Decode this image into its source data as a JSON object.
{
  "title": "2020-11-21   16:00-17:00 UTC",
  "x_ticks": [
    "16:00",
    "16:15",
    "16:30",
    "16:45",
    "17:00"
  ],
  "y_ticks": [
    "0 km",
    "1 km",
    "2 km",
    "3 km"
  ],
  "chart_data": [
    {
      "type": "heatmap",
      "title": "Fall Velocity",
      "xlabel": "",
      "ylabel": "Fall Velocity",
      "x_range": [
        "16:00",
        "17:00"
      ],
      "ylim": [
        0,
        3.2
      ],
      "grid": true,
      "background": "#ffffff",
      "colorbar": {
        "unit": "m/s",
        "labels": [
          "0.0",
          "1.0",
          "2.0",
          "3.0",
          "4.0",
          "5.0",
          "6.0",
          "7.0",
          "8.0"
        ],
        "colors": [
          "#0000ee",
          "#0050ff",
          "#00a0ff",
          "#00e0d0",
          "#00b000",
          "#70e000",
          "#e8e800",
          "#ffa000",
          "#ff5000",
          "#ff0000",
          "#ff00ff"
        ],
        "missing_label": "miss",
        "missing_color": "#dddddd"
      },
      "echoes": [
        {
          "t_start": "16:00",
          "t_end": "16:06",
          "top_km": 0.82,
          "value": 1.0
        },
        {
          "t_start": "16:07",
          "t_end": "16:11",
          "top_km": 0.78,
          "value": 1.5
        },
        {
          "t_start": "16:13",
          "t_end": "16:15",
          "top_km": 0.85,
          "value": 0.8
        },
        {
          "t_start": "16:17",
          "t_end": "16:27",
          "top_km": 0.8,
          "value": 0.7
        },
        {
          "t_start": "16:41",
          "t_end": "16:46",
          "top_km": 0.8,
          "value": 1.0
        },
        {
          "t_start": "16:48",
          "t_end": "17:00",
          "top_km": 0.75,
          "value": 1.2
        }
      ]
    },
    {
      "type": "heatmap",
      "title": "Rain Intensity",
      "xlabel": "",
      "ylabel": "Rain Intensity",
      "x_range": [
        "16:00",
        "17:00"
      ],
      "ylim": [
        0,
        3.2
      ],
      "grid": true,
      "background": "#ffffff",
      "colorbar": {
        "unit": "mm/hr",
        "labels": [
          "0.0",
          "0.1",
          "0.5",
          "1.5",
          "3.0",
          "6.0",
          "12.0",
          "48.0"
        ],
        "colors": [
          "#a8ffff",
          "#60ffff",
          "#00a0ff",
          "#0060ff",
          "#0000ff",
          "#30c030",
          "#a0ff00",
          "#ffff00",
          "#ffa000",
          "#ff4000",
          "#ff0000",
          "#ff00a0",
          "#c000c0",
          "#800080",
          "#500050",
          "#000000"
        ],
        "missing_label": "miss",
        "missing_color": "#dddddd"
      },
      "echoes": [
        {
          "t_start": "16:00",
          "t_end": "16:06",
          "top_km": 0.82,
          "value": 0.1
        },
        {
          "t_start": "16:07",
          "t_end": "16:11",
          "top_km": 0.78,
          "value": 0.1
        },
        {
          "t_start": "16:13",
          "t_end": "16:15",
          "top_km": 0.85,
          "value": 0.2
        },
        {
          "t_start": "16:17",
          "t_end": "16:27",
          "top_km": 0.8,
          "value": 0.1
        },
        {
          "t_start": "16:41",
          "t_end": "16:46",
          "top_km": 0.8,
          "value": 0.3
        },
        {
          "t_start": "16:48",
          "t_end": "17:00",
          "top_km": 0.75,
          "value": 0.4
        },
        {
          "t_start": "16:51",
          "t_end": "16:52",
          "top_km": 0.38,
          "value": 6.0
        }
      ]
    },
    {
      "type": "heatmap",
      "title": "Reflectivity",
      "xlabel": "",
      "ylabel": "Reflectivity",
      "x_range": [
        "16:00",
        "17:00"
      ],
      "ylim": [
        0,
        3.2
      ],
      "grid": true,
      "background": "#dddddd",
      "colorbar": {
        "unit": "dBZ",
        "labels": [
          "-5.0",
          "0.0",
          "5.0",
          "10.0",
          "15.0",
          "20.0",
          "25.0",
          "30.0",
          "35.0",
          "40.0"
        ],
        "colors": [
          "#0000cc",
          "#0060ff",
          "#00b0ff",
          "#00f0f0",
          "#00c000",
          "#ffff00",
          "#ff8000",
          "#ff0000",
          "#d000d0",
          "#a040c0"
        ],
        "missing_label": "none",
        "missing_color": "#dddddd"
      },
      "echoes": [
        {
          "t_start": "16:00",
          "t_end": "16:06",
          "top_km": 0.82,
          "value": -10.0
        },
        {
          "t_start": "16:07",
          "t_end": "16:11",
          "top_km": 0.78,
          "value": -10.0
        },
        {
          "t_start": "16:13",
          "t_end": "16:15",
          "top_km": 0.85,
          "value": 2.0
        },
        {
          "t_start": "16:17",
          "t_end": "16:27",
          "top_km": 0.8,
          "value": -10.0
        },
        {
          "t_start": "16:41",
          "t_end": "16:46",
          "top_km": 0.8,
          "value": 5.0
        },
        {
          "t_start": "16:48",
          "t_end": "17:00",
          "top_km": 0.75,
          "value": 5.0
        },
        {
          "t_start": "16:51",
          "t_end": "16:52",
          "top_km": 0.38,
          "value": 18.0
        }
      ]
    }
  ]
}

________________________________________

Directions for this task:
Set down the entries above again, word for word.

Task output:
Decode this image into its source data as a JSON object.
{
  "title": "2020-11-21   16:00-17:00 UTC",
  "x_ticks": [
    "16:00",
    "16:15",
    "16:30",
    "16:45",
    "17:00"
  ],
  "y_ticks": [
    "0 km",
    "1 km",
    "2 km",
    "3 km"
  ],
  "chart_data": [
    {
      "type": "heatmap",
      "title": "Fall Velocity",
      "xlabel": "",
      "ylabel": "Fall Velocity",
      "x_range": [
        "16:00",
        "17:00"
      ],
      "ylim": [
        0,
        3.2
      ],
      "grid": true,
      "background": "#ffffff",
      "colorbar": {
        "unit": "m/s",
        "labels": [
          "0.0",
          "1.0",
          "2.0",
          "3.0",
          "4.0",
          "5.0",
          "6.0",
          "7.0",
          "8.0"
        ],
        "colors": [
          "#0000ee",
          "#0050ff",
          "#00a0ff",
          "#00e0d0",
          "#00b000",
          "#70e000",
          "#e8e800",
          "#ffa000",
          "#ff5000",
          "#ff0000",
          "#ff00ff"
        ],
        "missing_label": "miss",
        "missing_color": "#dddddd"
      },
      "echoes": [
        {
          "t_start": "16:00",
          "t_end": "16:06",
          "top_km": 0.82,
          "value": 1.0
        },
        {
          "t_start": "16:07",
          "t_end": "16:11",
          "top_km": 0.78,
          "value": 1.5
        },
        {
          "t_start": "16:13",
          "t_end": "16:15",
          "top_km": 0.85,
          "value": 0.8
        },
        {
          "t_start": "16:17",
          "t_end": "16:27",
          "top_km": 0.8,
          "value": 0.7
        },
        {
          "t_start": "16:41",
          "t_end": "16:46",
          "top_km": 0.8,
          "value": 1.0
        },
        {
          "t_start": "16:48",
          "t_end": "17:00",
          "top_km": 0.75,
          "value": 1.2
        }
      ]
    },
    {
      "type": "heatmap",
      "title": "Rain Intensity",
      "xlabel": "",
      "ylabel": "Rain Intensity",
      "x_range": [
        "16:00",
        "17:00"
      ],
      "ylim": [
        0,
        3.2
      ],
      "grid": true,
      "background": "#ffffff",
      "colorbar": {
        "unit": "mm/hr",
        "labels": [
          "0.0",
          "0.1",
          "0.5",
          "1.5",
          "3.0",
          "6.0",
          "12.0",
          "48.0"
        ],
        "colors": [
          "#a8ffff",
          "#60ffff",
          "#00a0ff",
          "#0060ff",
          "#0000ff",
          "#30c030",
          "#a0ff00",
          "#ffff00",
          "#ffa000",
          "#ff4000",
          "#ff0000",
          "#ff00a0",
          "#c000c0",
          "#800080",
          "#500050",
          "#000000"
        ],
        "missing_label": "miss",
        "missing_color": "#dddddd"
      },
      "echoes": [
        {
          "t_start": "16:00",
          "t_end": "16:06",
          "top_km": 0.82,
          "value": 0.1
        },
        {
          "t_start": "16:07",
          "t_end": "16:11",
          "top_km": 0.78,
          "value": 0.1
        },
        {
          "t_start": "16:13",
          "t_end": "16:15",
          "top_km": 0.85,
          "value": 0.2
        },
        {
          "t_start": "16:17",
          "t_end": "16:27",
          "top_km": 0.8,
          "value": 0.1
        },
        {
          "t_start": "16:41",
          "t_end": "16:46",
          "top_km": 0.8,
          "value": 0.3
        },
        {
          "t_start": "16:48",
          "t_end": "17:00",
          "top_km": 0.75,
          "value": 0.4
        },
        {
          "t_start": "16:51",
          "t_end": "16:52",
          "top_km": 0.38,
          "value": 6.0
        }
      ]
    },
    {
      "type": "heatmap",
      "title": "Reflectivity",
      "xlabel": "",
      "ylabel": "Reflectivity",
      "x_range": [
        "16:00",
        "17:00"
      ],
      "ylim": [
        0,
        3.2
      ],
      "grid": true,
      "background": "#dddddd",
      "colorbar": {
        "unit": "dBZ",
        "labels": [
          "-5.0",
          "0.0",
          "5.0",
          "10.0",
          "15.0",
          "20.0",
          "25.0",
          "30.0",
          "35.0",
          "40.0"
        ],
        "colors": [
          "#0000cc",
          "#0060ff",
          "#00b0ff",
          "#00f0f0",
          "#00c000",
          "#ffff00",
          "#ff8000",
          "#ff0000",
          "#d000d0",
          "#a040c0"
        ],
        "missing_label": "none",
        "missing_color": "#dddddd"
      },
      "echoes": [
        {
          "t_start": "16:00",
          "t_end": "16:06",
          "top_km": 0.82,
          "value": -10.0
        },
        {
          "t_start": "16:07",
          "t_end": "16:11",
          "top_km": 0.78,
          "value": -10.0
        },
        {
          "t_start": "16:13",
          "t_end": "16:15",
          "top_km": 0.85,
          "value": 2.0
        },
        {
          "t_start": "16:17",
          "t_end": "16:27",
          "top_km": 0.8,
          "value": -10.0
        },
        {
          "t_start": "16:41",
          "t_end": "16:46",
          "top_km": 0.8,
          "value": 5.0
        },
        {
          "t_start": "16:48",
          "t_end": "17:00",
          "top_km": 0.75,
          "value": 5.0
        },
        {
          "t_start": "16:51",
          "t_end": "16:52",
          "top_km": 0.38,
          "value": 18.0
        }
      ]
    }
  ]
}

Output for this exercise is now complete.